**EXERCISE AIM**
Reproduce the entries below without any change, beginning with the very first line and continuing through the line that contains "intersection[interactable]: [359, 99, 411, 151]", with both of those lines included.

**RECORDED DATA**
--- Begin ---

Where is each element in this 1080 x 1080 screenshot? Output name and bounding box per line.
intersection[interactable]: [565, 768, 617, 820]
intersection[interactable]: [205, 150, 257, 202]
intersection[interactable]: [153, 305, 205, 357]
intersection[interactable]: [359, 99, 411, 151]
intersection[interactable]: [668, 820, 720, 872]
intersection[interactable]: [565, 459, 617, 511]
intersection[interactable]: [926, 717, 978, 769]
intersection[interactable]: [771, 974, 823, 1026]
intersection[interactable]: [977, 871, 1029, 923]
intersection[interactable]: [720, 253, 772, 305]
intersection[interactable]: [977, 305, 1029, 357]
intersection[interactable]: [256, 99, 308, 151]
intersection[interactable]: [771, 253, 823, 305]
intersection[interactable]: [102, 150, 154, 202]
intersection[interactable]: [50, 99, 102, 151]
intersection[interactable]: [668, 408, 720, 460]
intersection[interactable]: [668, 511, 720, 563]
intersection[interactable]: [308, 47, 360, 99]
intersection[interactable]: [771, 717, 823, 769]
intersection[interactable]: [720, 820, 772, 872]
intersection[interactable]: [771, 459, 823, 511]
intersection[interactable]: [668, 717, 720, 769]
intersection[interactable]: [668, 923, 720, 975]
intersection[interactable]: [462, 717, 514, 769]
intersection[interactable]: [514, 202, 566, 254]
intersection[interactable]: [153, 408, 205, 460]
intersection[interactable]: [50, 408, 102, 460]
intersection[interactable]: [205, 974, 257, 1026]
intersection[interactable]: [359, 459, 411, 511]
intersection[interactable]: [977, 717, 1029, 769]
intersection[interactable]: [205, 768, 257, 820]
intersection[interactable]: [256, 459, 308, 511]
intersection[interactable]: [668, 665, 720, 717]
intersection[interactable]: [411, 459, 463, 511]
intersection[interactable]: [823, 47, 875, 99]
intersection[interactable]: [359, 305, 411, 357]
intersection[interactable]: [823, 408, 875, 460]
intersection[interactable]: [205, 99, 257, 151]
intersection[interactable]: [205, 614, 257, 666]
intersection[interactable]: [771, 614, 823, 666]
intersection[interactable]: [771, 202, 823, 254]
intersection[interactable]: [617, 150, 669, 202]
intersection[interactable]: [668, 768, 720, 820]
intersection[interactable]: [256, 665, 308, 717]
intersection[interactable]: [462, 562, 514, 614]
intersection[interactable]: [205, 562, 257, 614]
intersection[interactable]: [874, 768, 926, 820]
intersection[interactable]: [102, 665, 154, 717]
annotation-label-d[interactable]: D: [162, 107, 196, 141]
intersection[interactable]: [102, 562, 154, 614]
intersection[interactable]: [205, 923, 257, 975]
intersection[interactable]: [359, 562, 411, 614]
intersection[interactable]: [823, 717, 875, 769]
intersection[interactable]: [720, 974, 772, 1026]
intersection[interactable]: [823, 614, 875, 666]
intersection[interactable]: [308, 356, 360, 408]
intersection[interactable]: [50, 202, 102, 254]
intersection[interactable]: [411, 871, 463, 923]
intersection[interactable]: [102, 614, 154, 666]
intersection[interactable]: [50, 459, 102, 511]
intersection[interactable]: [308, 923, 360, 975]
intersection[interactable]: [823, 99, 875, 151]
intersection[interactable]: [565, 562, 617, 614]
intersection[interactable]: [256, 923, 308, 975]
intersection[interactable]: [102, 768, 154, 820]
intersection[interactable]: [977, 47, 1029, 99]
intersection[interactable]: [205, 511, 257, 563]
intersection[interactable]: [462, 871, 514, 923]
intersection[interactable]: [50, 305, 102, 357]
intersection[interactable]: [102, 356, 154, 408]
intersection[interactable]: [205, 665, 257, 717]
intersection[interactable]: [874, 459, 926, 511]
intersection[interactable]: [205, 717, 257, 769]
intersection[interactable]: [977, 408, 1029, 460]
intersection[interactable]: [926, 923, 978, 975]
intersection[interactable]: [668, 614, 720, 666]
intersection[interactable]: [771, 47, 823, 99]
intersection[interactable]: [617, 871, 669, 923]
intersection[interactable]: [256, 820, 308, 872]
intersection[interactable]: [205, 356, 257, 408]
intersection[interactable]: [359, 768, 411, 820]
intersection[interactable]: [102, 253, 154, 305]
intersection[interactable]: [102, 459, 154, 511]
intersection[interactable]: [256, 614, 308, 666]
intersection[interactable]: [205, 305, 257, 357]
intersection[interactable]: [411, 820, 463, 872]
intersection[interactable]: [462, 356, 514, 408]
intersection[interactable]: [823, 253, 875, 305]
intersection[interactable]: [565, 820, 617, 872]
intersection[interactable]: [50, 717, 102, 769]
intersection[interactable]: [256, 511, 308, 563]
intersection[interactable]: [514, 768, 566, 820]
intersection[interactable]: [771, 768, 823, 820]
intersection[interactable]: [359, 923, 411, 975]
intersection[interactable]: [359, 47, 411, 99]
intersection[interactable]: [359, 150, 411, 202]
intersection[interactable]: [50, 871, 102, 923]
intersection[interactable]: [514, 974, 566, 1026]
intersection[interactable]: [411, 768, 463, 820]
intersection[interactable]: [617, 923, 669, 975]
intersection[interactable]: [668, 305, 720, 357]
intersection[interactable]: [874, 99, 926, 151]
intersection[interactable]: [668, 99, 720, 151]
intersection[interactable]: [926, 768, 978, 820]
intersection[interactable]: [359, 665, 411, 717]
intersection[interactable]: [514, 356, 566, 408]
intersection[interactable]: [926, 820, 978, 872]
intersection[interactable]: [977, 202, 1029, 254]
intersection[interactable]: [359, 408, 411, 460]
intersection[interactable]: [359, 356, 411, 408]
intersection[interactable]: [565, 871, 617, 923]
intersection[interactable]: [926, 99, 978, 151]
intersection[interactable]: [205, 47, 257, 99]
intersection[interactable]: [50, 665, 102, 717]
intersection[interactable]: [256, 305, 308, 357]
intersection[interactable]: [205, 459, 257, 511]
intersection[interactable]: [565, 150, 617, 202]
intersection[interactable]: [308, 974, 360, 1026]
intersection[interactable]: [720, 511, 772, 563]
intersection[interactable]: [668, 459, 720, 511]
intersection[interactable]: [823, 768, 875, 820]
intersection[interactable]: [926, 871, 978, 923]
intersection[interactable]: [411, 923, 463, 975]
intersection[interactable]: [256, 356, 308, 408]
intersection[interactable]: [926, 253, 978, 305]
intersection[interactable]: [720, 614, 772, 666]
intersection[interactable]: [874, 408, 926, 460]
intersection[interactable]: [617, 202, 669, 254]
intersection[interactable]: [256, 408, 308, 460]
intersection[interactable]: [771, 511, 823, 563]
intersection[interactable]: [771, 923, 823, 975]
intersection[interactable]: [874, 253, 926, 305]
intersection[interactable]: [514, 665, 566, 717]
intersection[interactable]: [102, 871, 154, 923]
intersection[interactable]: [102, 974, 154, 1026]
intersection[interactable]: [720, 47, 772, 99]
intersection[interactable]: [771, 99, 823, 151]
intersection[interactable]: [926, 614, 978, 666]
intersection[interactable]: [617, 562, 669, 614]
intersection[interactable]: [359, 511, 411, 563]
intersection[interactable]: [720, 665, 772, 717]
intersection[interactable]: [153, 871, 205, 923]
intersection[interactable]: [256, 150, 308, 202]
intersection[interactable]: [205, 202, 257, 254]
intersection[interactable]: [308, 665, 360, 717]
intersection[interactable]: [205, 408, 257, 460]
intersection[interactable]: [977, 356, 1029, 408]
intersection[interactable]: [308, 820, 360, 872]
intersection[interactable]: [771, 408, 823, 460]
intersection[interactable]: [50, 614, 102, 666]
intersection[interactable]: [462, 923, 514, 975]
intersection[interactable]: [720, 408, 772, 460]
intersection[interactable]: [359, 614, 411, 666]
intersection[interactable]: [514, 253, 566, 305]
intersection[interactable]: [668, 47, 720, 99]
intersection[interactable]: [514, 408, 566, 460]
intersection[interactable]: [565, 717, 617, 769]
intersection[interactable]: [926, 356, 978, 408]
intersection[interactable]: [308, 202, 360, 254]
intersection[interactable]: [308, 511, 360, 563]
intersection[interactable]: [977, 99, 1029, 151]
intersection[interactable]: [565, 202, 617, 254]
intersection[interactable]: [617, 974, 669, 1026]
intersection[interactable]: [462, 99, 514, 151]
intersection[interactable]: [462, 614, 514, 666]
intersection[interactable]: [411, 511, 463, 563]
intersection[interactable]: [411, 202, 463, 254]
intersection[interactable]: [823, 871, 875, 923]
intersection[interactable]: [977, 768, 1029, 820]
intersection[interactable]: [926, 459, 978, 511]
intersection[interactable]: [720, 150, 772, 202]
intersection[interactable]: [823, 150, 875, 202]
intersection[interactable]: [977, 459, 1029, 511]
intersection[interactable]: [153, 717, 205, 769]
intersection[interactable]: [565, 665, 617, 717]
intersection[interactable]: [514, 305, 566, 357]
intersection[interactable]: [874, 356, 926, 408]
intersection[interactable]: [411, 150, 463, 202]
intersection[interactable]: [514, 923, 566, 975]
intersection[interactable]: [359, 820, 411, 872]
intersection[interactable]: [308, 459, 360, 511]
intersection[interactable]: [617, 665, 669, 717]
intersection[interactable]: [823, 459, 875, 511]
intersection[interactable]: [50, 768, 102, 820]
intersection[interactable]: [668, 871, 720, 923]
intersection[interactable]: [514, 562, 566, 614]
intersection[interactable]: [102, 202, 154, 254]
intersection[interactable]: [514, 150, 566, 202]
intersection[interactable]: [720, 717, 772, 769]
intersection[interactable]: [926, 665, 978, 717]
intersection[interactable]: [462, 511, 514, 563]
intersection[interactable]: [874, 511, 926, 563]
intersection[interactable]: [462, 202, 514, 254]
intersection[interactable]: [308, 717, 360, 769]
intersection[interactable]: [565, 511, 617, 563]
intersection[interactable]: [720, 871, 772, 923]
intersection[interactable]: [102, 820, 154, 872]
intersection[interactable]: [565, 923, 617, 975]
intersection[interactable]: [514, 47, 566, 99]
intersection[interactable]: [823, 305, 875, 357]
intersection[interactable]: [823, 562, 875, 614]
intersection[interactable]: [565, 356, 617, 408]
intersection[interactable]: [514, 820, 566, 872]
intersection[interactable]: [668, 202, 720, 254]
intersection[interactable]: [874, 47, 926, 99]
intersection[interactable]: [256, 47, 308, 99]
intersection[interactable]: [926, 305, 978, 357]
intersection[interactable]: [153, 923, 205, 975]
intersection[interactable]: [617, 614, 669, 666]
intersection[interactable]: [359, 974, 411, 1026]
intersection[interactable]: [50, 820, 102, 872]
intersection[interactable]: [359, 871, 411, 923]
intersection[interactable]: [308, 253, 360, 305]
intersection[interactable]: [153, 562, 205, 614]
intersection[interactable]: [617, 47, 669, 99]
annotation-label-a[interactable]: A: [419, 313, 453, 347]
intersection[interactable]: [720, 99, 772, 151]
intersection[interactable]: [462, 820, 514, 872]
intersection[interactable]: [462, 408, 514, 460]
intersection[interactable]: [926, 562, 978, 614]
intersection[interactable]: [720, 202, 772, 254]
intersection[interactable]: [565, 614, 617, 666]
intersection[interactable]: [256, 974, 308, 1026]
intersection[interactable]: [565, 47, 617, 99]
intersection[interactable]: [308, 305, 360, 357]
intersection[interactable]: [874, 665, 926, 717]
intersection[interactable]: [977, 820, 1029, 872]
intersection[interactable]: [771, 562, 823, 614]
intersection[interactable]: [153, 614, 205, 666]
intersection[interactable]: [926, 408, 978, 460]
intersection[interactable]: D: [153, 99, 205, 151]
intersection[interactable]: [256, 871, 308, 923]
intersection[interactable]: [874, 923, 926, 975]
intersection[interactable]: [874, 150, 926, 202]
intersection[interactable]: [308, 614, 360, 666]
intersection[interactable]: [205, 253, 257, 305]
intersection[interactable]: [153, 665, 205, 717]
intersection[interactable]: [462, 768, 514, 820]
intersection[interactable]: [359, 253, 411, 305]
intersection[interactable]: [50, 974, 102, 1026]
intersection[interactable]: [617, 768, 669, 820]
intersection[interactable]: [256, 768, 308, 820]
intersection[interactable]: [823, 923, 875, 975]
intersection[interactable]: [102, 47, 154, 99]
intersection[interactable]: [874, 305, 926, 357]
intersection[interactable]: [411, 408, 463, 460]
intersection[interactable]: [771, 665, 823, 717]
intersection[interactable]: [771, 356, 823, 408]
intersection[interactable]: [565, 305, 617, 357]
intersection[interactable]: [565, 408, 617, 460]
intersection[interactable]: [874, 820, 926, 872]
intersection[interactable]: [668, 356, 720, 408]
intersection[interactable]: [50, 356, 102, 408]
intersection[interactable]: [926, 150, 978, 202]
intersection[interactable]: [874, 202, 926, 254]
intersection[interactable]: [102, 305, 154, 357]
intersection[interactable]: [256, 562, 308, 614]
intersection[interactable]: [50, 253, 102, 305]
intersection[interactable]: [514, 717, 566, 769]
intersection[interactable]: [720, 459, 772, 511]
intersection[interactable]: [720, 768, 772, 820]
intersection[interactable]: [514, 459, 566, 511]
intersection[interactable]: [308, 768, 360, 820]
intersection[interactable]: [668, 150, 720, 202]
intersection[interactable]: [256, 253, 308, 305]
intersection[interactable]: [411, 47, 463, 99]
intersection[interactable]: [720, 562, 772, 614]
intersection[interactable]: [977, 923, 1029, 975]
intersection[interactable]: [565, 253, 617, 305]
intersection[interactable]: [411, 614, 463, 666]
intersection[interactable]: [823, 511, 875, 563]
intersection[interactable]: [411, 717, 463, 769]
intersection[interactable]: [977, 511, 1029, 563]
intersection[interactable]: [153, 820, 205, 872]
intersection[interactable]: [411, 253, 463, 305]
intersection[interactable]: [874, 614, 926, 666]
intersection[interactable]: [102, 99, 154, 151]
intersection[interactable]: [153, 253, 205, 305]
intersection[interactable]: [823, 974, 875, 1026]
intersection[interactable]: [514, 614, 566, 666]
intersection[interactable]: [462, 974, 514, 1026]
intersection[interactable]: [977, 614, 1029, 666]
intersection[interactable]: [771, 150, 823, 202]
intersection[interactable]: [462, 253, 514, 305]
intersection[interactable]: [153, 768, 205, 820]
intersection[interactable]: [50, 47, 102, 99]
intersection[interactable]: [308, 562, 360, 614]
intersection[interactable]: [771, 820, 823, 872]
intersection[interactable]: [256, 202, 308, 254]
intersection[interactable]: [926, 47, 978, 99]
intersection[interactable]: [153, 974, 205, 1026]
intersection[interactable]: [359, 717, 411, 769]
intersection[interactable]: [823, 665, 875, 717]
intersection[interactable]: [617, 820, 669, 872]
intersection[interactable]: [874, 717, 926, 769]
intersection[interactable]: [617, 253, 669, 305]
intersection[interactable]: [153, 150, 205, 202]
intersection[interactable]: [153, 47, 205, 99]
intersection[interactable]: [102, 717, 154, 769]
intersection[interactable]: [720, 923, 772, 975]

--- End ---

**EXERCISE RESPONSE**
Where is each element in this 1080 x 1080 screenshot? Output name and bounding box per line.
intersection[interactable]: [565, 768, 617, 820]
intersection[interactable]: [205, 150, 257, 202]
intersection[interactable]: [153, 305, 205, 357]
intersection[interactable]: [359, 99, 411, 151]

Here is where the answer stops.